Exercise aim:
Extract from the listing each line in which the word "provider" appears.

Records for this task:
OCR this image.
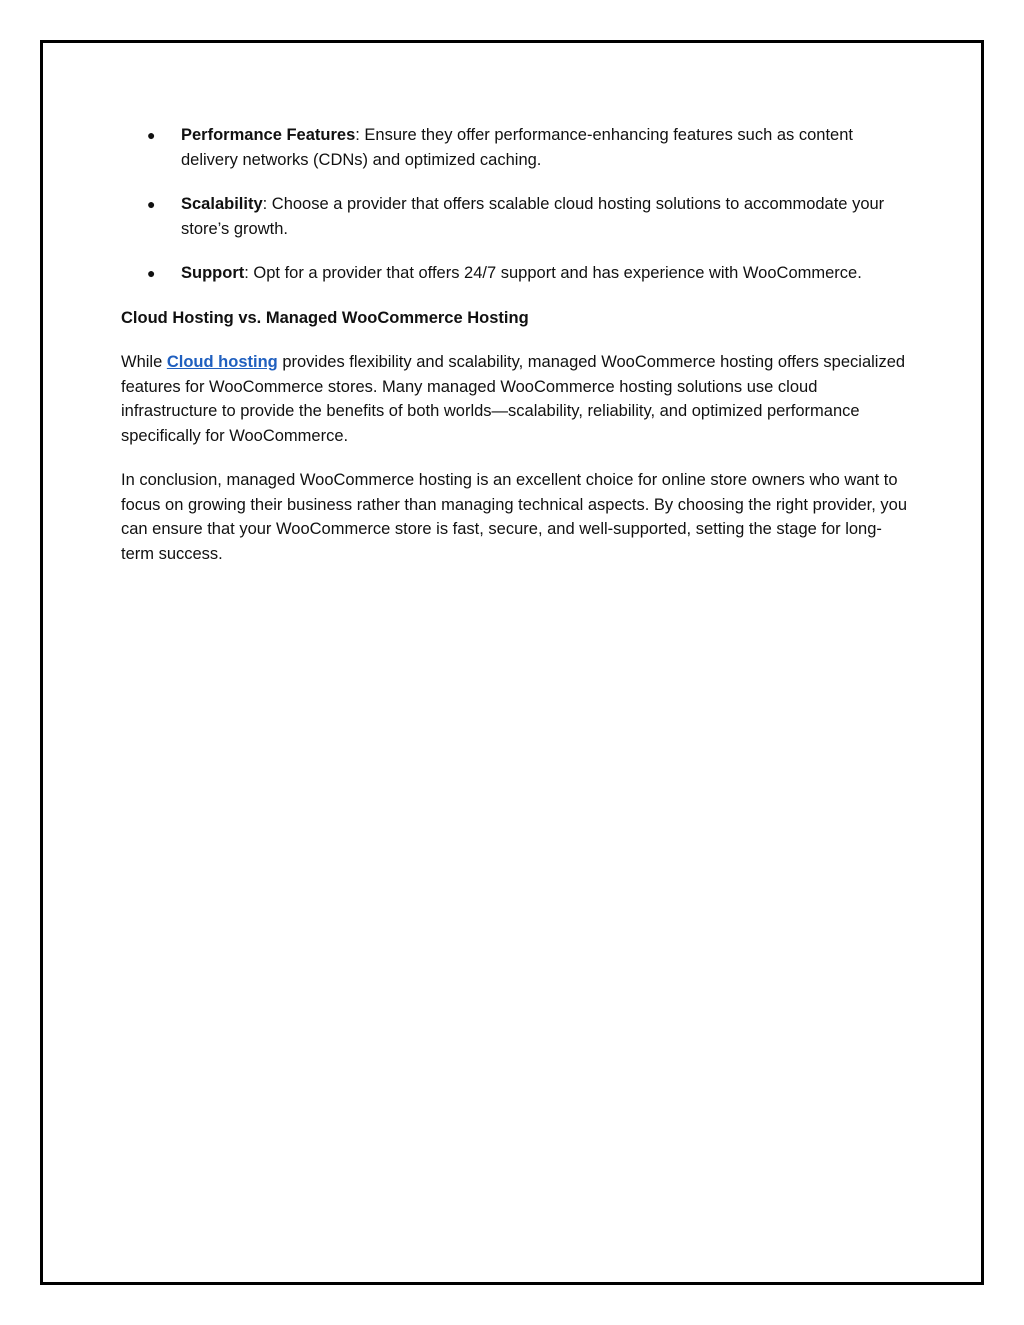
● Performance Features: Ensure they offer performance-enhancing features such as content delivery networks (CDNs) and optimized caching.
● Scalability: Choose a provider that offers scalable cloud hosting solutions to accommodate your store’s growth.
● Support: Opt for a provider that offers 24/7 support and has experience with WooCommerce.
Cloud Hosting vs. Managed WooCommerce Hosting

While Cloud hosting provides flexibility and scalability, managed WooCommerce hosting offers specialized features for WooCommerce stores. Many managed WooCommerce hosting solutions use cloud infrastructure to provide the benefits of both worlds—scalability, reliability, and optimized performance specifically for WooCommerce.

In conclusion, managed WooCommerce hosting is an excellent choice for online store owners who want to focus on growing their business rather than managing technical aspects. By choosing the right provider, you can ensure that your WooCommerce store is fast, secure, and well-supported, setting the stage for long-term success.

Task solution:
● Scalability: Choose a provider that offers scalable cloud hosting solutions to accommodate your store’s growth.
● Support: Opt for a provider that offers 24/7 support and has experience with WooCommerce.
In conclusion, managed WooCommerce hosting is an excellent choice for online store owners who want to focus on growing their business rather than managing technical aspects. By choosing the right provider, you can ensure that your WooCommerce store is fast, secure, and well-supported, setting the stage for long-term success.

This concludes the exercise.